-- BEGIN --

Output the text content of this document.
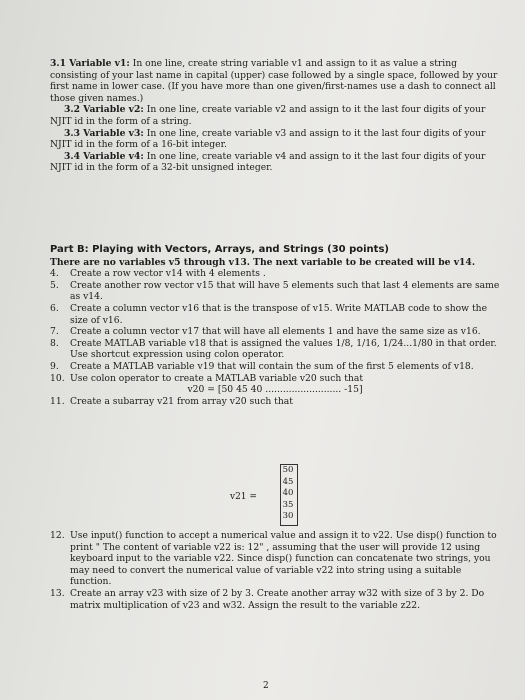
3.1 Variable v1: In one line, create string variable v1 and assign to it as value a string consisting of your last name in capital (upper) case followed by a single space, followed by your first name in lower case. (If you have more than one given/first-names use a dash to connect all those given names.)

3.2 Variable v2: In one line, create variable v2 and assign to it the last four digits of your NJIT id in the form of a string.

3.3 Variable v3: In one line, create variable v3 and assign to it the last four digits of your NJIT id in the form of a 16-bit integer.

3.4 Variable v4: In one line, create variable v4 and assign to it the last four digits of your NJIT id in the form of a 32-bit unsigned integer.

Part B: Playing with Vectors, Arrays, and Strings (30 points)

There are no variables v5 through v13. The next variable to be created will be v14.

4.	Create a row vector v14 with 4 elements .
5.	Create another row vector v15 that will have 5 elements such that last 4 elements are same as v14.
6.	Create a column vector v16 that is the transpose of v15. Write MATLAB code to show the size of v16.
7.	Create a column vector v17 that will have all elements 1 and have the same size as v16.
8.	Create MATLAB variable v18 that is assigned the values 1/8, 1/16, 1/24...1/80 in that order. Use shortcut expression using colon operator.
9.	Create a MATLAB variable v19 that will contain the sum of the first 5 elements of v18.
10. Use colon operator to create a MATLAB variable v20 such that

v20 = [50 45 40 .......................... -15]

11. Create a subarray v21 from array v20 such that
v21 =
50
45
40
35
30
12. Use input() function to accept a numerical value and assign it to v22. Use disp() function to print " The content of variable v22 is: 12" , assuming that the user will provide 12 using keyboard input to the variable v22. Since disp() function can concatenate two strings, you may need to convert the numerical value of variable v22 into string using a suitable function.
13. Create an array v23 with size of 2 by 3. Create another array w32 with size of 3 by 2. Do matrix multiplication of v23 and w32. Assign the result to the variable z22.
2
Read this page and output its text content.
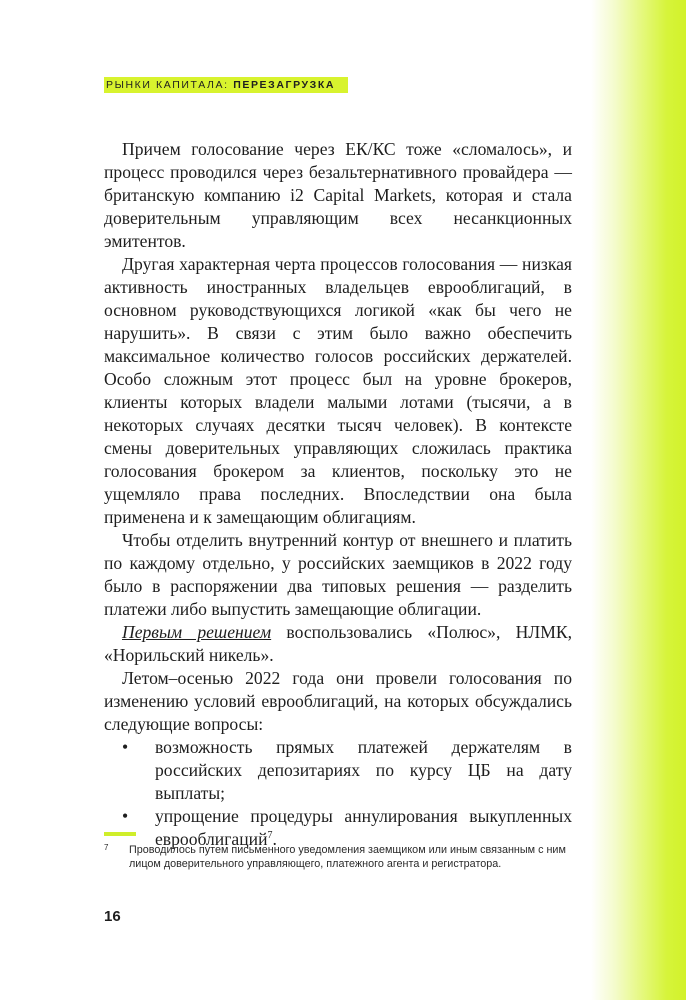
РЫНКИ КАПИТАЛА: ПЕРЕЗАГРУЗКА

Причем голосование через ЕК/КС тоже «сломалось», и процесс проводился через безальтернативного провайдера — британскую компанию i2 Capital Markets, которая и стала доверительным управляющим всех несанкционных эмитентов.

Другая характерная черта процессов голосования — низкая активность иностранных владельцев еврооблигаций, в основном руководствующихся логикой «как бы чего не нарушить». В связи с этим было важно обеспечить максимальное количество голосов российских держателей. Особо сложным этот процесс был на уровне брокеров, клиенты которых владели малыми лотами (тысячи, а в некоторых случаях десятки тысяч человек). В контексте смены доверительных управляющих сложилась практика голосования брокером за клиентов, поскольку это не ущемляло права последних. Впоследствии она была применена и к замещающим облигациям.

Чтобы отделить внутренний контур от внешнего и платить по каждому отдельно, у российских заемщиков в 2022 году было в распоряжении два типовых решения — разделить платежи либо выпустить замещающие облигации.

Первым решением воспользовались «Полюс», НЛМК, «Норильский никель».

Летом–осенью 2022 года они провели голосования по изменению условий еврооблигаций, на которых обсуждались следующие вопросы:

• возможность прямых платежей держателям в российских депозитариях по курсу ЦБ на дату выплаты;
• упрощение процедуры аннулирования выкупленных еврооблигаций$^7$.
7	Проводилось путем письменного уведомления заемщиком или иным связанным с ним лицом доверительного управляющего, платежного агента и регистратора.
16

-- END --

#### Problem statement
Output every entry word for word, but omit the pictures.

#### Response below
Output the text content of this document.
3.1 Variable v1: In one line, create string variable v1 and assign to it as value a string consisting of your last name in capital (upper) case followed by a single space, followed by your first name in lower case. (If you have more than one given/first-names use a dash to connect all those given names.)

3.2 Variable v2: In one line, create variable v2 and assign to it the last four digits of your NJIT id in the form of a string.

3.3 Variable v3: In one line, create variable v3 and assign to it the last four digits of your NJIT id in the form of a 16-bit integer.

3.4 Variable v4: In one line, create variable v4 and assign to it the last four digits of your NJIT id in the form of a 32-bit unsigned integer.

Part B: Playing with Vectors, Arrays, and Strings (30 points)

There are no variables v5 through v13. The next variable to be created will be v14.

4.	Create a row vector v14 with 4 elements .
5.	Create another row vector v15 that will have 5 elements such that last 4 elements are same as v14.
6.	Create a column vector v16 that is the transpose of v15. Write MATLAB code to show the size of v16.
7.	Create a column vector v17 that will have all elements 1 and have the same size as v16.
8.	Create MATLAB variable v18 that is assigned the values 1/8, 1/16, 1/24...1/80 in that order. Use shortcut expression using colon operator.
9.	Create a MATLAB variable v19 that will contain the sum of the first 5 elements of v18.
10. Use colon operator to create a MATLAB variable v20 such that

v20 = [50 45 40 .......................... -15]

11. Create a subarray v21 from array v20 such that
v21 =
50
45
40
35
30
12. Use input() function to accept a numerical value and assign it to v22. Use disp() function to print " The content of variable v22 is: 12" , assuming that the user will provide 12 using keyboard input to the variable v22. Since disp() function can concatenate two strings, you may need to convert the numerical value of variable v22 into string using a suitable function.
13. Create an array v23 with size of 2 by 3. Create another array w32 with size of 3 by 2. Do matrix multiplication of v23 and w32. Assign the result to the variable z22.
2
Read this page and output its text content.
РЫНКИ КАПИТАЛА: ПЕРЕЗАГРУЗКА

Причем голосование через ЕК/КС тоже «сломалось», и процесс проводился через безальтернативного провайдера — британскую компанию i2 Capital Markets, которая и стала доверительным управляющим всех несанкционных эмитентов.

Другая характерная черта процессов голосования — низкая активность иностранных владельцев еврооблигаций, в основном руководствующихся логикой «как бы чего не нарушить». В связи с этим было важно обеспечить максимальное количество голосов российских держателей. Особо сложным этот процесс был на уровне брокеров, клиенты которых владели малыми лотами (тысячи, а в некоторых случаях десятки тысяч человек). В контексте смены доверительных управляющих сложилась практика голосования брокером за клиентов, поскольку это не ущемляло права последних. Впоследствии она была применена и к замещающим облигациям.

Чтобы отделить внутренний контур от внешнего и платить по каждому отдельно, у российских заемщиков в 2022 году было в распоряжении два типовых решения — разделить платежи либо выпустить замещающие облигации.

Первым решением воспользовались «Полюс», НЛМК, «Норильский никель».

Летом–осенью 2022 года они провели голосования по изменению условий еврооблигаций, на которых обсуждались следующие вопросы:

• возможность прямых платежей держателям в российских депозитариях по курсу ЦБ на дату выплаты;
• упрощение процедуры аннулирования выкупленных еврооблигаций$^7$.
7	Проводилось путем письменного уведомления заемщиком или иным связанным с ним лицом доверительного управляющего, платежного агента и регистратора.
16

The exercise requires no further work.